■ **SET TASK**
The records are to be restated in their entirety, word for word.

■ **ENTRIES**
-- Begin --

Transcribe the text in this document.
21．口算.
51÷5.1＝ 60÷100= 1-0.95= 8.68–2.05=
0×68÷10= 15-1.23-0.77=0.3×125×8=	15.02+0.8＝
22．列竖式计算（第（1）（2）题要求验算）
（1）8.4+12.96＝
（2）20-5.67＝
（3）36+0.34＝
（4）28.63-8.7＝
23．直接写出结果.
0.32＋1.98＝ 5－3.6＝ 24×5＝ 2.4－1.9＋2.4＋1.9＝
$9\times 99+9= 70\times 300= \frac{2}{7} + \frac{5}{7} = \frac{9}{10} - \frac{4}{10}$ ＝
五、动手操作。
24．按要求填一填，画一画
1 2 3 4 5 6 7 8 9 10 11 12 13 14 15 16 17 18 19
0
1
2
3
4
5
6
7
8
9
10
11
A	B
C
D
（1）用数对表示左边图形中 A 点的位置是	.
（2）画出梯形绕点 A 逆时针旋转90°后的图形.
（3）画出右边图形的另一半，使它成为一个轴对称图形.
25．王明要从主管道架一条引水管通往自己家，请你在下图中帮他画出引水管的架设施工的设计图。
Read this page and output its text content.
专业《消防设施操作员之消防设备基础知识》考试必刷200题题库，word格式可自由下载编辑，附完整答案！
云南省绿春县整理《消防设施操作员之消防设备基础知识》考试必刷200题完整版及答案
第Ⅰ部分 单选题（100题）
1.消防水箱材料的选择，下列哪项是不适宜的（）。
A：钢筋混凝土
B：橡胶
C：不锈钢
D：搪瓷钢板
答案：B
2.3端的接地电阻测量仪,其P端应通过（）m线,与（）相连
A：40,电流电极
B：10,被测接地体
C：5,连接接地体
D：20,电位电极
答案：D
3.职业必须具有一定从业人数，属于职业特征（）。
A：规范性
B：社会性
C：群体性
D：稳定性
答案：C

-- End --

■ **REPLY TO THE EXERCISE**
Transcribe the text in this document.
21．口算.
51÷5.1＝ 60÷100= 1-0.95= 8.68–2.05=
0×68÷10= 15-1.23-0.77=0.3×125×8=	15.02+0.8＝
22．列竖式计算（第（1）（2）题要求验算）
（1）8.4+12.96＝
（2）20-5.67＝
（3）36+0.34＝
（4）28.63-8.7＝
23．直接写出结果.
0.32＋1.98＝ 5－3.6＝ 24×5＝ 2.4－1.9＋2.4＋1.9＝
$9\times 99+9= 70\times 300= \frac{2}{7} + \frac{5}{7} = \frac{9}{10} - \frac{4}{10}$ ＝
五、动手操作。
24．按要求填一填，画一画
1 2 3 4 5 6 7 8 9 10 11 12 13 14 15 16 17 18 19
0
1
2
3
4
5
6
7
8
9
10
11
A	B
C
D
（1）用数对表示左边图形中 A 点的位置是	.
（2）画出梯形绕点 A 逆时针旋转90°后的图形.
（3）画出右边图形的另一半，使它成为一个轴对称图形.
25．王明要从主管道架一条引水管通往自己家，请你在下图中帮他画出引水管的架设施工的设计图。
Read this page and output its text content.
专业《消防设施操作员之消防设备基础知识》考试必刷200题题库，word格式可自由下载编辑，附完整答案！
云南省绿春县整理《消防设施操作员之消防设备基础知识》考试必刷200题完整版及答案
第Ⅰ部分 单选题（100题）
1.消防水箱材料的选择，下列哪项是不适宜的（）。
A：钢筋混凝土
B：橡胶
C：不锈钢
D：搪瓷钢板
答案：B
2.3端的接地电阻测量仪,其P端应通过（）m线,与（）相连
A：40,电流电极
B：10,被测接地体
C：5,连接接地体
D：20,电位电极
答案：D
3.职业必须具有一定从业人数，属于职业特征（）。
A：规范性
B：社会性
C：群体性
D：稳定性
答案：C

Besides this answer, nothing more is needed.